■ **Goal**
Lines holding the string "Domein" are the ones to copy; find them all in the data.

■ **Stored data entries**
==========

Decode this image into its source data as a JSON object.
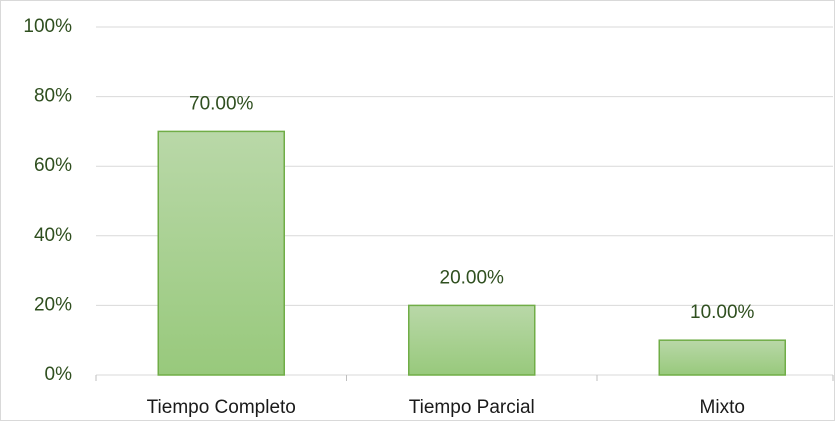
{
  "chart_data": {
    "type": "bar",
    "categories": [
      "Tiempo Completo",
      "Tiempo Parcial",
      "Mixto"
    ],
    "values": [
      70,
      20,
      10
    ],
    "value_labels": [
      "70.00%",
      "20.00%",
      "10.00%"
    ],
    "color": "#70ad47",
    "ylim": [
      0,
      100
    ],
    "yticks": [
      {
        "value": 0,
        "label": "0%"
      },
      {
        "value": 20,
        "label": "20%"
      },
      {
        "value": 40,
        "label": "40%"
      },
      {
        "value": 60,
        "label": "60%"
      },
      {
        "value": 80,
        "label": "80%"
      },
      {
        "value": 100,
        "label": "100%"
      }
    ],
    "grid": true
  }
}
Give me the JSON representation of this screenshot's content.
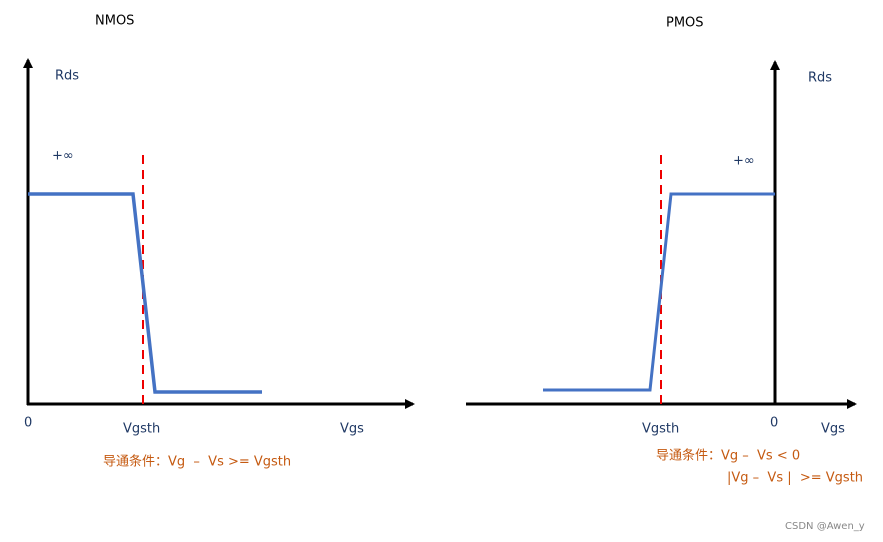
{
  "nmos": {
    "title": "NMOS",
    "y_label": "Rds",
    "infinity": "+∞",
    "origin": "0",
    "threshold": "Vgsth",
    "x_label": "Vgs",
    "condition": "导通条件：Vg  –  Vs >= Vgsth"
  },
  "pmos": {
    "title": "PMOS",
    "y_label": "Rds",
    "infinity": "+∞",
    "origin": "0",
    "threshold": "Vgsth",
    "x_label": "Vgs",
    "condition": [
      "导通条件：Vg –  Vs < 0",
      "|Vg –  Vs |  >= Vgsth"
    ]
  },
  "watermark": "CSDN @Awen_y"
}
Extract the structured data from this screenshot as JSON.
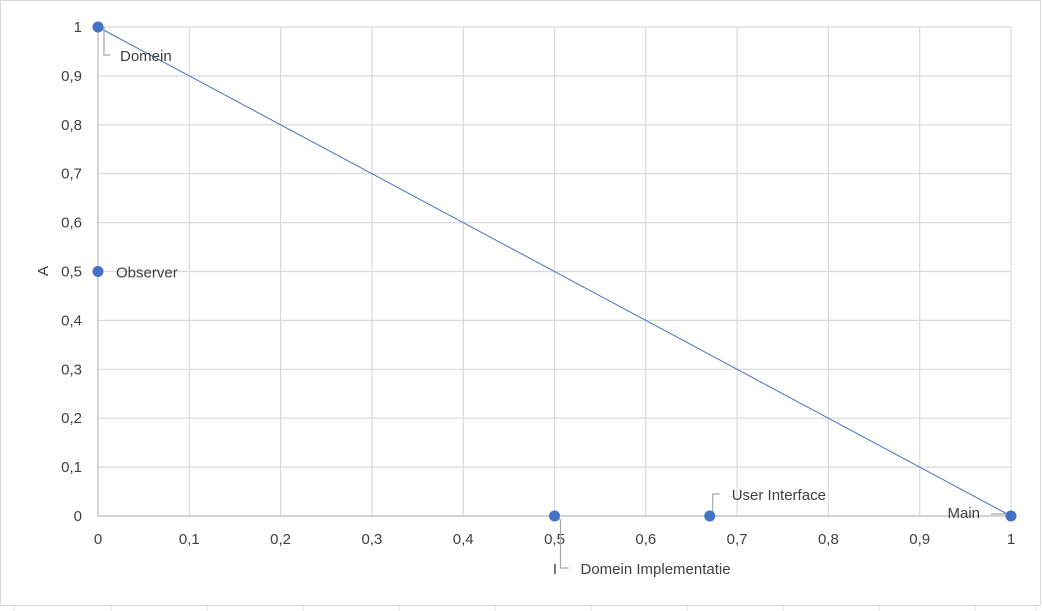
{
  "chart_data": {
    "type": "scatter",
    "title": "",
    "xlabel": "I",
    "ylabel": "A",
    "xlim": [
      0,
      1
    ],
    "ylim": [
      0,
      1
    ],
    "x_ticks": [
      "0",
      "0,1",
      "0,2",
      "0,3",
      "0,4",
      "0,5",
      "0,6",
      "0,7",
      "0,8",
      "0,9",
      "1"
    ],
    "y_ticks": [
      "0",
      "0,1",
      "0,2",
      "0,3",
      "0,4",
      "0,5",
      "0,6",
      "0,7",
      "0,8",
      "0,9",
      "1"
    ],
    "grid": true,
    "legend": false,
    "points": [
      {
        "label": "Domein",
        "x": 0,
        "y": 1
      },
      {
        "label": "Observer",
        "x": 0,
        "y": 0.5
      },
      {
        "label": "Domein Implementatie",
        "x": 0.5,
        "y": 0
      },
      {
        "label": "User Interface",
        "x": 0.67,
        "y": 0
      },
      {
        "label": "Main",
        "x": 1,
        "y": 0
      }
    ],
    "reference_line": {
      "x": [
        0,
        1
      ],
      "y": [
        1,
        0
      ]
    },
    "colors": {
      "marker": "#4472C4",
      "line": "#4472C4",
      "grid": "#D9D9D9",
      "text": "#404040",
      "leader": "#A6A6A6"
    }
  }
}
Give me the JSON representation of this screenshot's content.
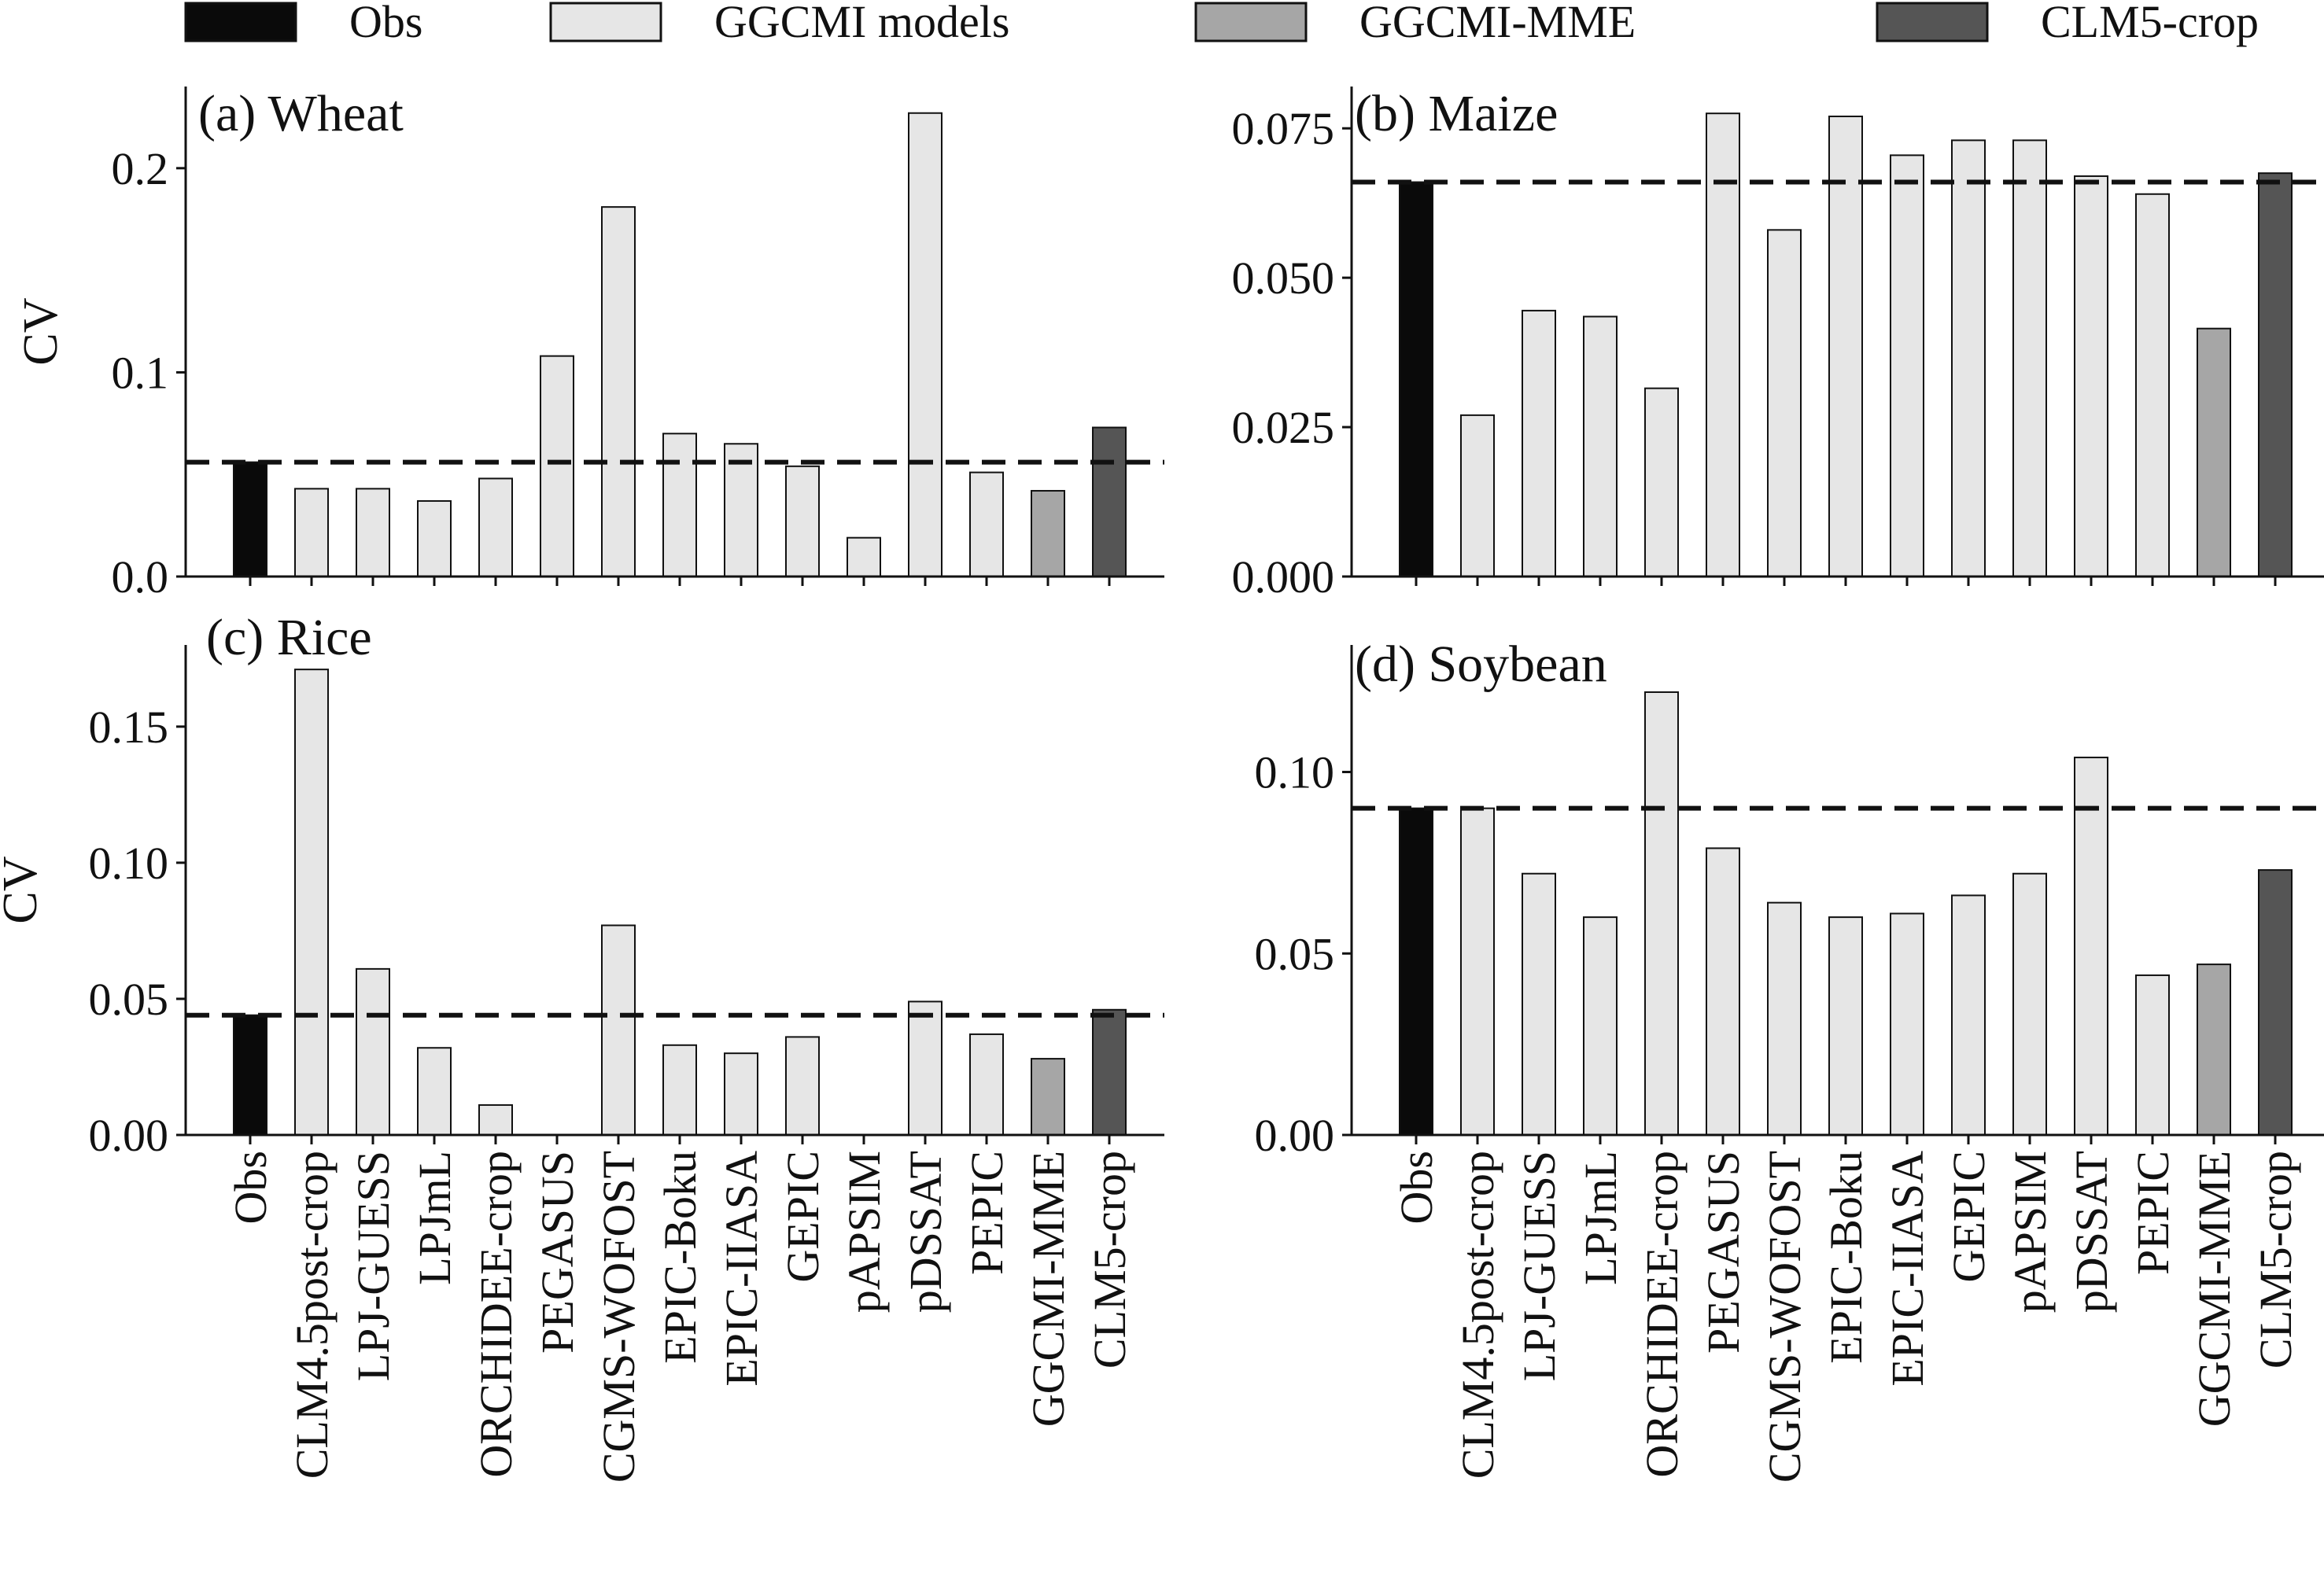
{
  "legend": [
    {
      "label": "Obs",
      "color": "#0a0a0a"
    },
    {
      "label": "GGCMI models",
      "color": "#e6e6e6"
    },
    {
      "label": "GGCMI-MME",
      "color": "#a6a6a6"
    },
    {
      "label": "CLM5-crop",
      "color": "#555555"
    }
  ],
  "categories": [
    "Obs",
    "CLM4.5post-crop",
    "LPJ-GUESS",
    "LPJmL",
    "ORCHIDEE-crop",
    "PEGASUS",
    "CGMS-WOFOST",
    "EPIC-Boku",
    "EPIC-IIASA",
    "GEPIC",
    "pAPSIM",
    "pDSSAT",
    "PEPIC",
    "GGCMI-MME",
    "CLM5-crop"
  ],
  "chart_data": [
    {
      "type": "bar",
      "title": "(a) Wheat",
      "ylabel": "CV",
      "ylim": [
        0,
        0.24
      ],
      "yticks": [
        "0.0",
        "0.1",
        "0.2"
      ],
      "reference_line": 0.056,
      "values": [
        0.056,
        0.043,
        0.043,
        0.037,
        0.048,
        0.108,
        0.181,
        0.07,
        0.065,
        0.054,
        0.019,
        0.227,
        0.051,
        0.042,
        0.073
      ],
      "show_xticklabels": false
    },
    {
      "type": "bar",
      "title": "(b) Maize",
      "ylabel": "",
      "ylim": [
        0,
        0.082
      ],
      "yticks": [
        "0.000",
        "0.025",
        "0.050",
        "0.075"
      ],
      "reference_line": 0.066,
      "values": [
        0.066,
        0.027,
        0.0445,
        0.0435,
        0.0315,
        0.0775,
        0.058,
        0.077,
        0.0705,
        0.073,
        0.073,
        0.067,
        0.064,
        0.0415,
        0.0675
      ],
      "show_xticklabels": false
    },
    {
      "type": "bar",
      "title": "(c) Rice",
      "ylabel": "CV",
      "ylim": [
        0,
        0.18
      ],
      "yticks": [
        "0.00",
        "0.05",
        "0.10",
        "0.15"
      ],
      "reference_line": 0.044,
      "values": [
        0.044,
        0.171,
        0.061,
        0.032,
        0.011,
        0.0,
        0.077,
        0.033,
        0.03,
        0.036,
        0.0,
        0.049,
        0.037,
        0.028,
        0.046
      ],
      "show_xticklabels": true
    },
    {
      "type": "bar",
      "title": "(d) Soybean",
      "ylabel": "",
      "ylim": [
        0,
        0.135
      ],
      "yticks": [
        "0.00",
        "0.05",
        "0.10"
      ],
      "reference_line": 0.09,
      "values": [
        0.09,
        0.09,
        0.072,
        0.06,
        0.122,
        0.079,
        0.064,
        0.06,
        0.061,
        0.066,
        0.072,
        0.104,
        0.044,
        0.047,
        0.073
      ],
      "show_xticklabels": true
    }
  ]
}
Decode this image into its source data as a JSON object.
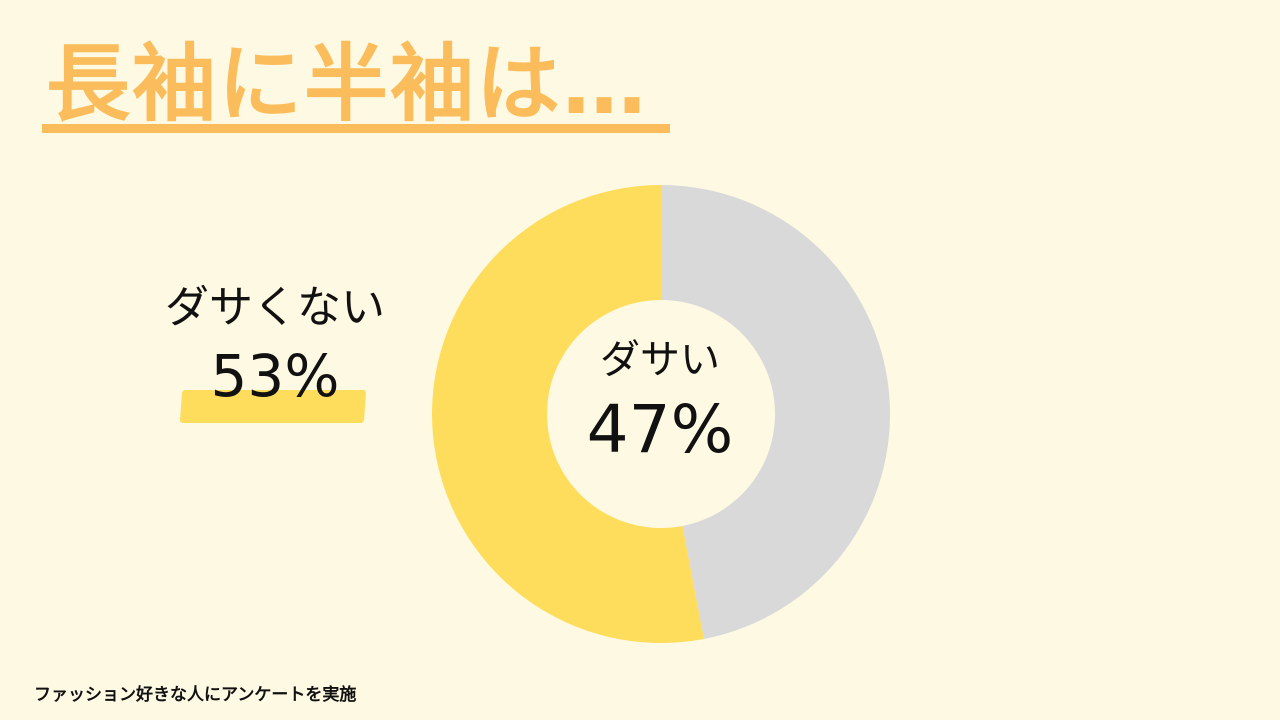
{
  "title": "長袖に半袖は…",
  "footnote": "ファッション好きな人にアンケートを実施",
  "colors": {
    "background": "#fef9e3",
    "title": "#fbbd5c",
    "dasai": "#d9d9d9",
    "dasakunai": "#fedd5c"
  },
  "chart_data": {
    "type": "pie",
    "donut": true,
    "categories": [
      "ダサい",
      "ダサくない"
    ],
    "values": [
      47,
      53
    ],
    "labels": [
      {
        "category": "ダサい",
        "value_label": "47%"
      },
      {
        "category": "ダサくない",
        "value_label": "53%"
      }
    ],
    "start": "top",
    "direction": "clockwise"
  }
}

==========

■ **Solution to this exercise**
        "label": "Domein",
        "label": "Domein Implementatie",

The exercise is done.